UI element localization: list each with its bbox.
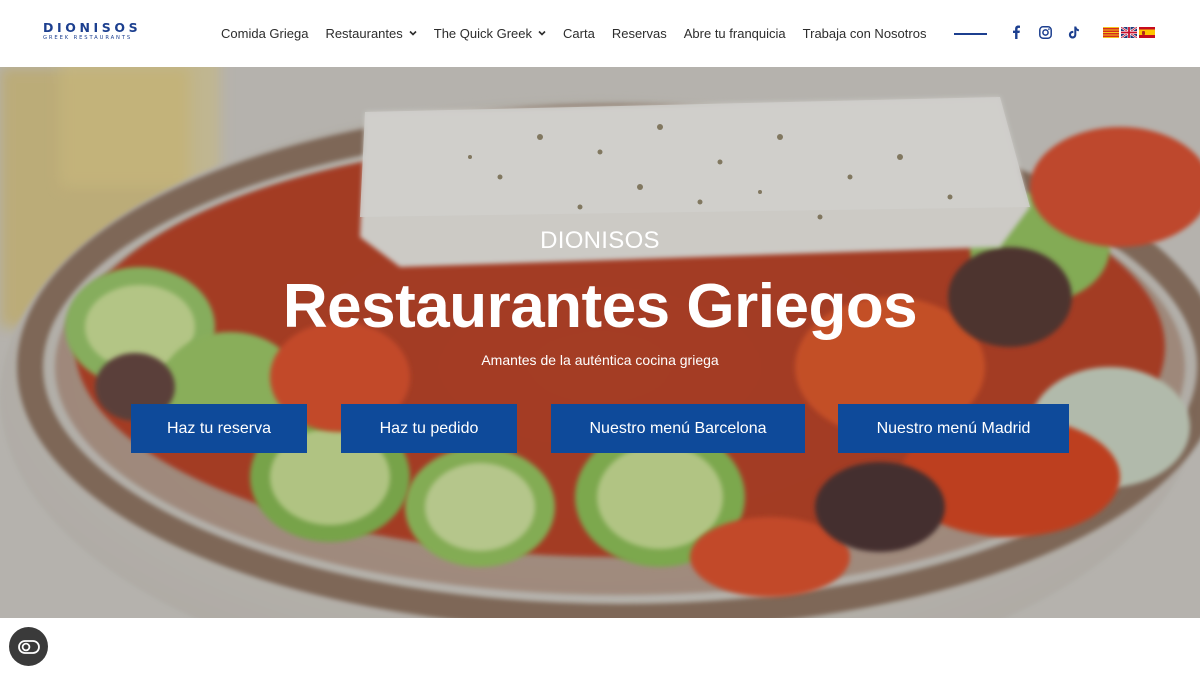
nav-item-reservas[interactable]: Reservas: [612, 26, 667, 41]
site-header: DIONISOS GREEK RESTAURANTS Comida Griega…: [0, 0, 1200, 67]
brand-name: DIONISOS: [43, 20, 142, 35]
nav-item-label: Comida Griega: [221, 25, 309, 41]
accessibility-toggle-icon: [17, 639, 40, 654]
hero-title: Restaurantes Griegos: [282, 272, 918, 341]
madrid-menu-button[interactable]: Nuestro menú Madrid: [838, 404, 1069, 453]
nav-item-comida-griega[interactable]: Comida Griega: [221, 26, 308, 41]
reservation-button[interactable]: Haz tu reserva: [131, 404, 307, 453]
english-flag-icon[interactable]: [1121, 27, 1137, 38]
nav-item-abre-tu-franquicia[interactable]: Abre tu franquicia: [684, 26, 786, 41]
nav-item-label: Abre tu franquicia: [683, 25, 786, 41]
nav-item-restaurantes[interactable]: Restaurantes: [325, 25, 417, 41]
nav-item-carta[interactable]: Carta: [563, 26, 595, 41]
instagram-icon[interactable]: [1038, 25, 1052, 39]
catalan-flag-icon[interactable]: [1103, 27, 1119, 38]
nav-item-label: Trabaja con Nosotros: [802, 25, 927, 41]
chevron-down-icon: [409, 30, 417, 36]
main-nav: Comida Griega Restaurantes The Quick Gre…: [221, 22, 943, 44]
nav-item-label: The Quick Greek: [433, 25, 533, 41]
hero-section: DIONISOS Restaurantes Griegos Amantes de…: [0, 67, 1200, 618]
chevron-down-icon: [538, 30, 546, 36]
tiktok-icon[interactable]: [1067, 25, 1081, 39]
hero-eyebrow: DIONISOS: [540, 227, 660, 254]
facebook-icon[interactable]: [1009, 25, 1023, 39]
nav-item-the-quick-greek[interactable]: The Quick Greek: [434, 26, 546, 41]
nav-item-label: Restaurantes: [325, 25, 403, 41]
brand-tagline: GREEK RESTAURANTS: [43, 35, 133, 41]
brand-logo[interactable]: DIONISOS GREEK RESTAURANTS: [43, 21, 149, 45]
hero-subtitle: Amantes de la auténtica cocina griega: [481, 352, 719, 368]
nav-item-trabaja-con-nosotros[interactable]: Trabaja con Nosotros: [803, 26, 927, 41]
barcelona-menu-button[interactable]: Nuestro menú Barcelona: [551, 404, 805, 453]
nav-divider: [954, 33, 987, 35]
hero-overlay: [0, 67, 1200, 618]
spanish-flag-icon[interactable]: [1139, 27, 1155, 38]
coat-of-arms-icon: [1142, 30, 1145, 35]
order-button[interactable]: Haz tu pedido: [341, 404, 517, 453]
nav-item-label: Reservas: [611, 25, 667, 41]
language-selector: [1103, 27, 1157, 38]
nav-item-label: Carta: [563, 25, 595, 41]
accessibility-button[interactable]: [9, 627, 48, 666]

---

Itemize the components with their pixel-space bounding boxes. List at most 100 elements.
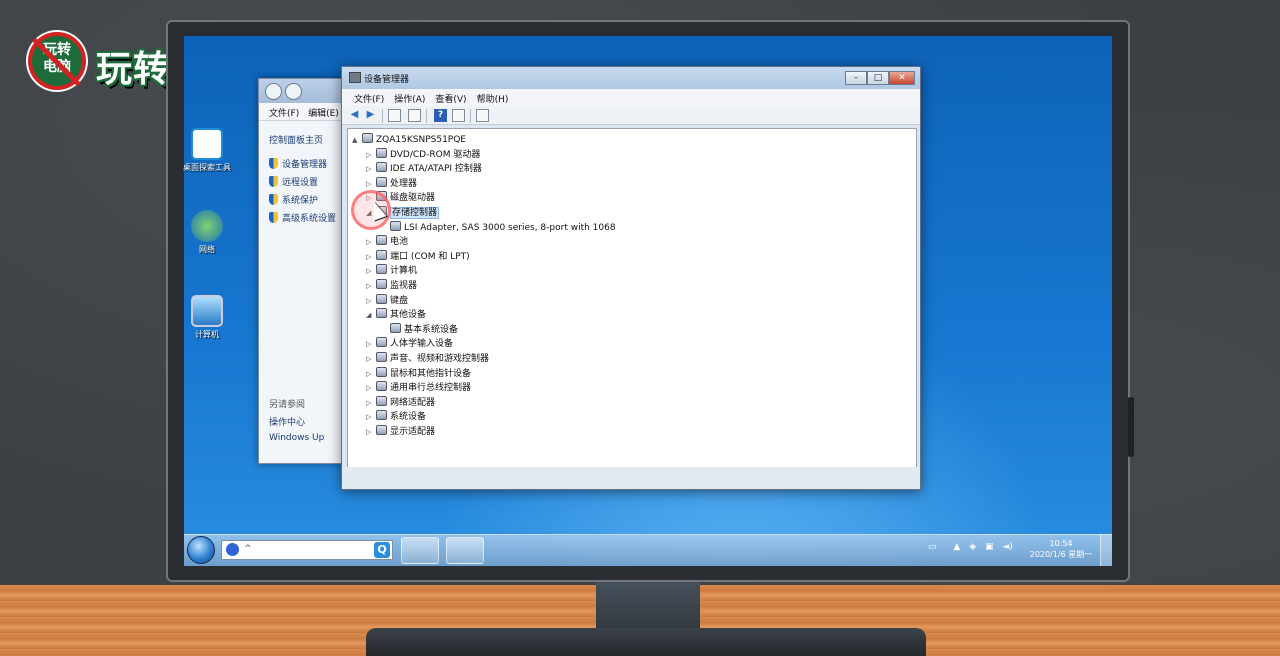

==

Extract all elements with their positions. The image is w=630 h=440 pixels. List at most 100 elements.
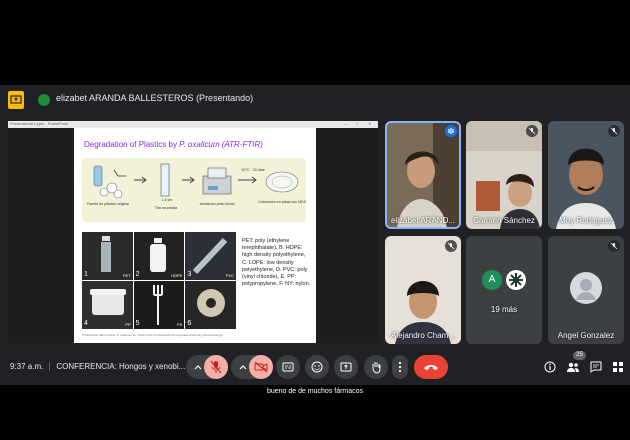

* [Direction] Reproduce verbatim the lines of the listing from the line containing "UI element localization: list" up to and including the line containing "accessibility-toggle-icon: [17, 639, 40, 654]", leaving out the pictures.

* [Result]
UI element localization: list each with its bbox.
nav-item-reservas[interactable]: Reservas: [612, 26, 667, 41]
site-header: DIONISOS GREEK RESTAURANTS Comida Griega…: [0, 0, 1200, 67]
brand-name: DIONISOS: [43, 20, 142, 35]
nav-item-label: Comida Griega: [221, 25, 309, 41]
accessibility-toggle-icon: [17, 639, 40, 654]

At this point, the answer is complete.